Exercise aim:
Omit all images. Transcribe the rest of the material below exactly.

Rows:
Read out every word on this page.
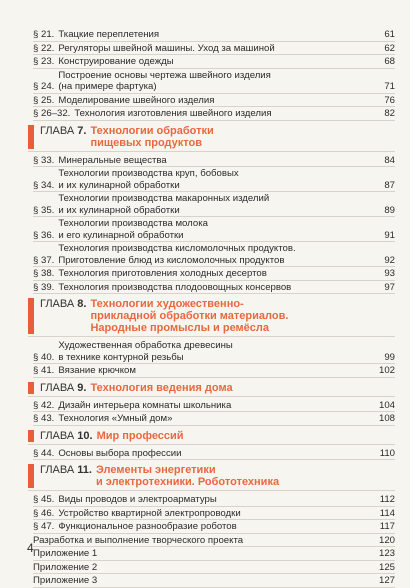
§ 21. Ткацкие переплетения	61
§ 22. Регуляторы швейной машины. Уход за машиной	62
§ 23. Конструирование одежды	68
§ 24.
Построение основы чертежа швейного изделия
(на примере фартука)	71
§ 25. Моделирование швейного изделия	76
§ 26–32. Технология изготовления швейного изделия	82
ГЛАВА 7. Технологии обработки
пищевых продуктов
§ 33. Минеральные вещества	84
§ 34.
Технологии производства круп, бобовых
и их кулинарной обработки	87
§ 35.
Технологии производства макаронных изделий
и их кулинарной обработки	89
§ 36.
Технологии производства молока
и его кулинарной обработки	91
§ 37.
Технология производства кисломолочных продуктов.
Приготовление блюд из кисломолочных продуктов	92
§ 38. Технология приготовления холодных десертов	93
§ 39. Технология производства плодоовощных консервов	97
ГЛАВА 8. Технологии художественно-
прикладной обработки материалов.
Народные промыслы и ремёсла
§ 40.
Художественная обработка древесины
в технике контурной резьбы	99
§ 41. Вязание крючком	102
ГЛАВА 9. Технология ведения дома
§ 42. Дизайн интерьера комнаты школьника	104
§ 43. Технология «Умный дом»	108
ГЛАВА 10. Мир профессий
§ 44. Основы выбора профессии	110
ГЛАВА 11. Элементы энергетики
и электротехники. Робототехника
§ 45. Виды проводов и электроарматуры	112
§ 46. Устройство квартирной электропроводки	114
§ 47. Функциональное разнообразие роботов	117
Разработка и выполнение творческого проекта	120
Приложение 1	123
Приложение 2	125
Приложение 3	127
4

Solved exercise:
Read out every word on this page.
§ 21. Ткацкие переплетения	61
§ 22. Регуляторы швейной машины. Уход за машиной	62
§ 23. Конструирование одежды	68
§ 24.
Построение основы чертежа швейного изделия
(на примере фартука)	71
§ 25. Моделирование швейного изделия	76
§ 26–32. Технология изготовления швейного изделия	82
ГЛАВА 7. Технологии обработки
пищевых продуктов
§ 33. Минеральные вещества	84
§ 34.
Технологии производства круп, бобовых
и их кулинарной обработки	87
§ 35.
Технологии производства макаронных изделий
и их кулинарной обработки	89
§ 36.
Технологии производства молока
и его кулинарной обработки	91
§ 37.
Технология производства кисломолочных продуктов.
Приготовление блюд из кисломолочных продуктов	92
§ 38. Технология приготовления холодных десертов	93
§ 39. Технология производства плодоовощных консервов	97
ГЛАВА 8. Технологии художественно-
прикладной обработки материалов.
Народные промыслы и ремёсла
§ 40.
Художественная обработка древесины
в технике контурной резьбы	99
§ 41. Вязание крючком	102
ГЛАВА 9. Технология ведения дома
§ 42. Дизайн интерьера комнаты школьника	104
§ 43. Технология «Умный дом»	108
ГЛАВА 10. Мир профессий
§ 44. Основы выбора профессии	110
ГЛАВА 11. Элементы энергетики
и электротехники. Робототехника
§ 45. Виды проводов и электроарматуры	112
§ 46. Устройство квартирной электропроводки	114
§ 47. Функциональное разнообразие роботов	117
Разработка и выполнение творческого проекта	120
Приложение 1	123
Приложение 2	125
Приложение 3	127
4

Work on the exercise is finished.